### Provided information
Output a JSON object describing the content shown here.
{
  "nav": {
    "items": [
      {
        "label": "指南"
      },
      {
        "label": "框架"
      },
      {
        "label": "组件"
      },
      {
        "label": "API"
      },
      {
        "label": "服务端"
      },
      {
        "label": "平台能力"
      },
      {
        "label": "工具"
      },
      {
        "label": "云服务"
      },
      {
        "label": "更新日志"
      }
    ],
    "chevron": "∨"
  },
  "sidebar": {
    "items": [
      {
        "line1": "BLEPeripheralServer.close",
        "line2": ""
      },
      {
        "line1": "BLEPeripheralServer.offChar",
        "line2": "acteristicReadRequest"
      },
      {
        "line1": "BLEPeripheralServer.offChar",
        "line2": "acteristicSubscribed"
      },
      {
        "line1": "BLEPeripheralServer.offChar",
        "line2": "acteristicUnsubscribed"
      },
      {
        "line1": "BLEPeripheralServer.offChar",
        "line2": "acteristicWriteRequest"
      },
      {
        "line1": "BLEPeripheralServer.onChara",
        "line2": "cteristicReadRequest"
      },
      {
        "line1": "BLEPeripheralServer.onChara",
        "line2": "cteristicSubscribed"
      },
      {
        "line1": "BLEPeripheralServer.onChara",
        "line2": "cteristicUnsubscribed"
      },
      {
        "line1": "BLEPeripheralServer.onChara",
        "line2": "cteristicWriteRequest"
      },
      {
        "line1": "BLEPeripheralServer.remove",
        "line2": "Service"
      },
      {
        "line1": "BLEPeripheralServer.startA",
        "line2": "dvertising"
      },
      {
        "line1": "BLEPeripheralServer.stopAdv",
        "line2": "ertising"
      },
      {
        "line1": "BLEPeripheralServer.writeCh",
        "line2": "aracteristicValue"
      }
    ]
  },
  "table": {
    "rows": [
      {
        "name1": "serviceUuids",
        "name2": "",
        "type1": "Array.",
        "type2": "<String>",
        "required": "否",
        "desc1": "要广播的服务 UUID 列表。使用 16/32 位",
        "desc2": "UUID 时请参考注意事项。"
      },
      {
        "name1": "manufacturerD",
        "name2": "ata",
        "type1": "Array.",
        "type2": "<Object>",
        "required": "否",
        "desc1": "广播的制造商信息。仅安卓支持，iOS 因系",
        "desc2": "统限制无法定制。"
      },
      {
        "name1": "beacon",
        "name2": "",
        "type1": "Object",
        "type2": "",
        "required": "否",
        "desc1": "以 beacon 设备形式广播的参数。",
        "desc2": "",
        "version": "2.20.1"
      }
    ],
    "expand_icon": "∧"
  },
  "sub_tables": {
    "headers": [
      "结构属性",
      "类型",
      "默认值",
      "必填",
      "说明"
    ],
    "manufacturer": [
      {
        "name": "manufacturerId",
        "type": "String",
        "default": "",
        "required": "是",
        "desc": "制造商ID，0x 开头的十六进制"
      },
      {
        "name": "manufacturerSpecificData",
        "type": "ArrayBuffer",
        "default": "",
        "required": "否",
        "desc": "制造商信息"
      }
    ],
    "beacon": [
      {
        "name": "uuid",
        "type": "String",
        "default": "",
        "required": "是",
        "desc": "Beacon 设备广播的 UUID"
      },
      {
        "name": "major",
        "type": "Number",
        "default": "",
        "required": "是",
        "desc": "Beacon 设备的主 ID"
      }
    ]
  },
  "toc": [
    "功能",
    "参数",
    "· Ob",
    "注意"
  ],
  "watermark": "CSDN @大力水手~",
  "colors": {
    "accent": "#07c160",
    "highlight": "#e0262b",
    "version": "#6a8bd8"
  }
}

### Problem
Write out all the records above again, exactly as they stand.

### Task response
Output a JSON object describing the content shown here.
{
  "nav": {
    "items": [
      {
        "label": "指南"
      },
      {
        "label": "框架"
      },
      {
        "label": "组件"
      },
      {
        "label": "API"
      },
      {
        "label": "服务端"
      },
      {
        "label": "平台能力"
      },
      {
        "label": "工具"
      },
      {
        "label": "云服务"
      },
      {
        "label": "更新日志"
      }
    ],
    "chevron": "∨"
  },
  "sidebar": {
    "items": [
      {
        "line1": "BLEPeripheralServer.close",
        "line2": ""
      },
      {
        "line1": "BLEPeripheralServer.offChar",
        "line2": "acteristicReadRequest"
      },
      {
        "line1": "BLEPeripheralServer.offChar",
        "line2": "acteristicSubscribed"
      },
      {
        "line1": "BLEPeripheralServer.offChar",
        "line2": "acteristicUnsubscribed"
      },
      {
        "line1": "BLEPeripheralServer.offChar",
        "line2": "acteristicWriteRequest"
      },
      {
        "line1": "BLEPeripheralServer.onChara",
        "line2": "cteristicReadRequest"
      },
      {
        "line1": "BLEPeripheralServer.onChara",
        "line2": "cteristicSubscribed"
      },
      {
        "line1": "BLEPeripheralServer.onChara",
        "line2": "cteristicUnsubscribed"
      },
      {
        "line1": "BLEPeripheralServer.onChara",
        "line2": "cteristicWriteRequest"
      },
      {
        "line1": "BLEPeripheralServer.remove",
        "line2": "Service"
      },
      {
        "line1": "BLEPeripheralServer.startA",
        "line2": "dvertising"
      },
      {
        "line1": "BLEPeripheralServer.stopAdv",
        "line2": "ertising"
      },
      {
        "line1": "BLEPeripheralServer.writeCh",
        "line2": "aracteristicValue"
      }
    ]
  },
  "table": {
    "rows": [
      {
        "name1": "serviceUuids",
        "name2": "",
        "type1": "Array.",
        "type2": "<String>",
        "required": "否",
        "desc1": "要广播的服务 UUID 列表。使用 16/32 位",
        "desc2": "UUID 时请参考注意事项。"
      },
      {
        "name1": "manufacturerD",
        "name2": "ata",
        "type1": "Array.",
        "type2": "<Object>",
        "required": "否",
        "desc1": "广播的制造商信息。仅安卓支持，iOS 因系",
        "desc2": "统限制无法定制。"
      },
      {
        "name1": "beacon",
        "name2": "",
        "type1": "Object",
        "type2": "",
        "required": "否",
        "desc1": "以 beacon 设备形式广播的参数。",
        "desc2": "",
        "version": "2.20.1"
      }
    ],
    "expand_icon": "∧"
  },
  "sub_tables": {
    "headers": [
      "结构属性",
      "类型",
      "默认值",
      "必填",
      "说明"
    ],
    "manufacturer": [
      {
        "name": "manufacturerId",
        "type": "String",
        "default": "",
        "required": "是",
        "desc": "制造商ID，0x 开头的十六进制"
      },
      {
        "name": "manufacturerSpecificData",
        "type": "ArrayBuffer",
        "default": "",
        "required": "否",
        "desc": "制造商信息"
      }
    ],
    "beacon": [
      {
        "name": "uuid",
        "type": "String",
        "default": "",
        "required": "是",
        "desc": "Beacon 设备广播的 UUID"
      },
      {
        "name": "major",
        "type": "Number",
        "default": "",
        "required": "是",
        "desc": "Beacon 设备的主 ID"
      }
    ]
  },
  "toc": [
    "功能",
    "参数",
    "· Ob",
    "注意"
  ],
  "watermark": "CSDN @大力水手~",
  "colors": {
    "accent": "#07c160",
    "highlight": "#e0262b",
    "version": "#6a8bd8"
  }
}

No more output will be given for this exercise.